▶ Input data:
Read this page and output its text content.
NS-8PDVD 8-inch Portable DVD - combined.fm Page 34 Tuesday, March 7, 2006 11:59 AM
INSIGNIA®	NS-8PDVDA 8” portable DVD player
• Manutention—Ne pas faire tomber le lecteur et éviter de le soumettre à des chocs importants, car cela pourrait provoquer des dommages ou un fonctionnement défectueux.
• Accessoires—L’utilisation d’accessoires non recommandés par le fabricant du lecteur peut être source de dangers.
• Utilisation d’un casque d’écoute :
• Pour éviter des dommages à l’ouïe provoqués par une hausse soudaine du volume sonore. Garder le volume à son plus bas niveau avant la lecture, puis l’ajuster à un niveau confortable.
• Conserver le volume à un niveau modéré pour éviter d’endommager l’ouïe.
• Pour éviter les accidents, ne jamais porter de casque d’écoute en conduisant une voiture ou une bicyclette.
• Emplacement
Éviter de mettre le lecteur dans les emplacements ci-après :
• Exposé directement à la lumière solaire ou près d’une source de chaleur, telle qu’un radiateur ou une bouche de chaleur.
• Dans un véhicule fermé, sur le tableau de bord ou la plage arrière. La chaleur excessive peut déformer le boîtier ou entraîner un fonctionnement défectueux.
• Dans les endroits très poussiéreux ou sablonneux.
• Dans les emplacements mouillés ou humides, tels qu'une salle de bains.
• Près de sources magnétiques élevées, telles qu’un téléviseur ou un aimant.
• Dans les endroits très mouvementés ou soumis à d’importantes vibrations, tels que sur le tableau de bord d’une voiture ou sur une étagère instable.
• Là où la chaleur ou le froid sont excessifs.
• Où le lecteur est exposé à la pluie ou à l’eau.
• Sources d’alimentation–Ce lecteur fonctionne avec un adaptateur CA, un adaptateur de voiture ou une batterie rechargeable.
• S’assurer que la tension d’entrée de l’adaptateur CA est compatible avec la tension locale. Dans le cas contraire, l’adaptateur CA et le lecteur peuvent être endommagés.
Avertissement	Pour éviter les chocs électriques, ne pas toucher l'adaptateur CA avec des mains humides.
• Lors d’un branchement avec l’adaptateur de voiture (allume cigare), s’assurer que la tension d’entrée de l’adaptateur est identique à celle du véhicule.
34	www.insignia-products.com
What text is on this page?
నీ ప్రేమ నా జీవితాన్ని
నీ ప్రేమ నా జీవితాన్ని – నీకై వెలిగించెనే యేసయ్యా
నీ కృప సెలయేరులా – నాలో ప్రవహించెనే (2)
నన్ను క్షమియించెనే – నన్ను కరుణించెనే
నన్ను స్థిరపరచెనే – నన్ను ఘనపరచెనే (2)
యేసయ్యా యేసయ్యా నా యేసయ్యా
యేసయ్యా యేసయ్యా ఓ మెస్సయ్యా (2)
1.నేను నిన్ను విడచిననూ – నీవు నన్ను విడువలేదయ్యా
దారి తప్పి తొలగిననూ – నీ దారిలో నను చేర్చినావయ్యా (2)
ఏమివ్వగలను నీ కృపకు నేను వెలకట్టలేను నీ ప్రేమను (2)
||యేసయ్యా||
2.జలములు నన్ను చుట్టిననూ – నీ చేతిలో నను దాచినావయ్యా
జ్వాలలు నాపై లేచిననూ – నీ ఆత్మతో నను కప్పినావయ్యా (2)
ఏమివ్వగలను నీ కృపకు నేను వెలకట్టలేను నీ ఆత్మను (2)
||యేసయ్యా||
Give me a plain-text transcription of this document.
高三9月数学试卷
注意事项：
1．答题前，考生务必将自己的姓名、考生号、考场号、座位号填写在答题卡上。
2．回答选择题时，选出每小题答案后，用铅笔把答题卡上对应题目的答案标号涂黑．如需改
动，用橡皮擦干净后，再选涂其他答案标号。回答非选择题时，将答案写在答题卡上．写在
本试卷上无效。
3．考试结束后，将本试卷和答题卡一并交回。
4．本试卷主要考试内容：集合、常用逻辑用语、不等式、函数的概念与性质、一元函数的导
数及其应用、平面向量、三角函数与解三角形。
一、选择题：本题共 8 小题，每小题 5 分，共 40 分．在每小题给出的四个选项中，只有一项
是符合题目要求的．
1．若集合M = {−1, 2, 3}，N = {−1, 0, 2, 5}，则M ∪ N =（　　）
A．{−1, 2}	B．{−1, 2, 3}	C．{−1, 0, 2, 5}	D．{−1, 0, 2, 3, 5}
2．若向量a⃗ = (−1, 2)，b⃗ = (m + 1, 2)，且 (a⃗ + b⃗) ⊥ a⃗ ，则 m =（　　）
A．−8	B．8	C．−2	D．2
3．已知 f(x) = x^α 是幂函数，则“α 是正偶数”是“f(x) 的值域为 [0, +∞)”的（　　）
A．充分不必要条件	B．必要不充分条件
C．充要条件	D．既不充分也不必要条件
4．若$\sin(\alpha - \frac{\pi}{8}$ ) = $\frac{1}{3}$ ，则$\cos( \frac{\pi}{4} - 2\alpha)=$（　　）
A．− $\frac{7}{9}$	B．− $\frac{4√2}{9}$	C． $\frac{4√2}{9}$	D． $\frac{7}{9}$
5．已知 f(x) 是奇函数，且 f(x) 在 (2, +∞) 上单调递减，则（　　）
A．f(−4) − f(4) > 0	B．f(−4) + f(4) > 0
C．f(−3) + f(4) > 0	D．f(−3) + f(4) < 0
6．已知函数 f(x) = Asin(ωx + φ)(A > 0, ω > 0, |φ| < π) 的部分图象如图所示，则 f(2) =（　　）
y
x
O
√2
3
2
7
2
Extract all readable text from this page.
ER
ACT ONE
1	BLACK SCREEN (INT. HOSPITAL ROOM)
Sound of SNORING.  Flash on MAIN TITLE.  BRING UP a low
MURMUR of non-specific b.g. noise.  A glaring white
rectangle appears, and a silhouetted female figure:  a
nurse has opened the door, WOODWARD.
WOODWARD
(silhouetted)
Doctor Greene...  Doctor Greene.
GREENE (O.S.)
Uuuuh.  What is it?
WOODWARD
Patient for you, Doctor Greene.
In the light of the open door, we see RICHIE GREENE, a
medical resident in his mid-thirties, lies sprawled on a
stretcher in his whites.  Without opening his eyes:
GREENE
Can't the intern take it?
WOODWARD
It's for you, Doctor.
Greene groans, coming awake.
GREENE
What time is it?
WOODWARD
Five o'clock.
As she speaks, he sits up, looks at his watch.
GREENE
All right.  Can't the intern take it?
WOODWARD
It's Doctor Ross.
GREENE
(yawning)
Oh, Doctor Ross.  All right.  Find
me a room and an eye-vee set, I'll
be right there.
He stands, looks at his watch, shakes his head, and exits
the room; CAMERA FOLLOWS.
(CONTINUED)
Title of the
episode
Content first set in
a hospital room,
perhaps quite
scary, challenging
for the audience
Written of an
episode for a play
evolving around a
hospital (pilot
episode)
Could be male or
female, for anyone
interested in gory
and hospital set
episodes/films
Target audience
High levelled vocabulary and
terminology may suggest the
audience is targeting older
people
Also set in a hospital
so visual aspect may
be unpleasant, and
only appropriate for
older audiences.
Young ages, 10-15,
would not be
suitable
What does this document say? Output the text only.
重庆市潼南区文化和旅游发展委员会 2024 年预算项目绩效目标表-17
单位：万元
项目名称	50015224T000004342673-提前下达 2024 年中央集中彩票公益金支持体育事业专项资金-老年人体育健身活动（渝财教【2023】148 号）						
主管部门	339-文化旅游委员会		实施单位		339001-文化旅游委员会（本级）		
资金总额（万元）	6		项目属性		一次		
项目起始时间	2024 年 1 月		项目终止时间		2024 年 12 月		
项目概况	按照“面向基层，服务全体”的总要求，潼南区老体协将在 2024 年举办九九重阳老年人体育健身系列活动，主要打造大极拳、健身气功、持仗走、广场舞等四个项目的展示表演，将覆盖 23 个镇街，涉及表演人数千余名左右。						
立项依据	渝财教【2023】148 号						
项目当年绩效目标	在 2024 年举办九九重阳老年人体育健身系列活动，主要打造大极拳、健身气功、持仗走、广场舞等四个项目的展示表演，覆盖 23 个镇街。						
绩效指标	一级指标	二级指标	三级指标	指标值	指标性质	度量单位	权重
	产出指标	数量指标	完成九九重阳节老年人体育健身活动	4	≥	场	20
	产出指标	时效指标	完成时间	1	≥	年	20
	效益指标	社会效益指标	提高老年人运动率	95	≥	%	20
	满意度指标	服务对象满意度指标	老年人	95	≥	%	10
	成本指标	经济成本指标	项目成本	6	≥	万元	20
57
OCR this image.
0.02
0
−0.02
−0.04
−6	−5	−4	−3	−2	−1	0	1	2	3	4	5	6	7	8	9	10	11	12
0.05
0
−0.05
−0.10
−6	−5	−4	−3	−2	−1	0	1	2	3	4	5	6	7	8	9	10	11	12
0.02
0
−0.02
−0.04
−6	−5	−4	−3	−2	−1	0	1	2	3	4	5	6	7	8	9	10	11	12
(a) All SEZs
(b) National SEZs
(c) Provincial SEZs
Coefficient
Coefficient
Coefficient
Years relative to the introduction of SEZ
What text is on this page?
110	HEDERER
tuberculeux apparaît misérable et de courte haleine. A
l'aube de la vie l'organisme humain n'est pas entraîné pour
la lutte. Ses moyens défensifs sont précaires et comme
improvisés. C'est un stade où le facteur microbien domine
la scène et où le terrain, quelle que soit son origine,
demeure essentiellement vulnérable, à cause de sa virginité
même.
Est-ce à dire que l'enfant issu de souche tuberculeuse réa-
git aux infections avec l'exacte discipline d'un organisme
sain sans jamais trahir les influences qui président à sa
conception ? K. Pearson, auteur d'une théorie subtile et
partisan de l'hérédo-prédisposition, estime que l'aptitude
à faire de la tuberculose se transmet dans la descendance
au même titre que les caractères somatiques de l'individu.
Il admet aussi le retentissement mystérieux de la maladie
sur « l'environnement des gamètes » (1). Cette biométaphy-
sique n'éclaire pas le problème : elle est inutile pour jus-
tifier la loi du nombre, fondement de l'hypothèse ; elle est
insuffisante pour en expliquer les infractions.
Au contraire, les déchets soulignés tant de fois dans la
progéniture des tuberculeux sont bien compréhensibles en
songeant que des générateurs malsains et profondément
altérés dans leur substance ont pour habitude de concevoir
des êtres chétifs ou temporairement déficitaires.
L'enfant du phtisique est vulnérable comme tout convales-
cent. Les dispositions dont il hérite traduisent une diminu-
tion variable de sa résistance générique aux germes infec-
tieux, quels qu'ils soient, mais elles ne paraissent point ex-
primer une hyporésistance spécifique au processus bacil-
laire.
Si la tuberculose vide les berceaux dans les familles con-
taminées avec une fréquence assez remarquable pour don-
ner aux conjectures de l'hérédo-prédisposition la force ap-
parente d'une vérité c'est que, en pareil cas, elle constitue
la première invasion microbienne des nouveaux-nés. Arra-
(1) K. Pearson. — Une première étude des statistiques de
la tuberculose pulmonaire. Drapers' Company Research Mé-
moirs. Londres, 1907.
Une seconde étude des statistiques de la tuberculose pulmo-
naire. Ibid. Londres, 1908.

▶ Stated goal: Filter the listing for the word "comme" and copy every line that holds it.

▶ Solution for this problem:
la lutte. Ses moyens défensifs sont précaires et comme
L'enfant du phtisique est vulnérable comme tout convales-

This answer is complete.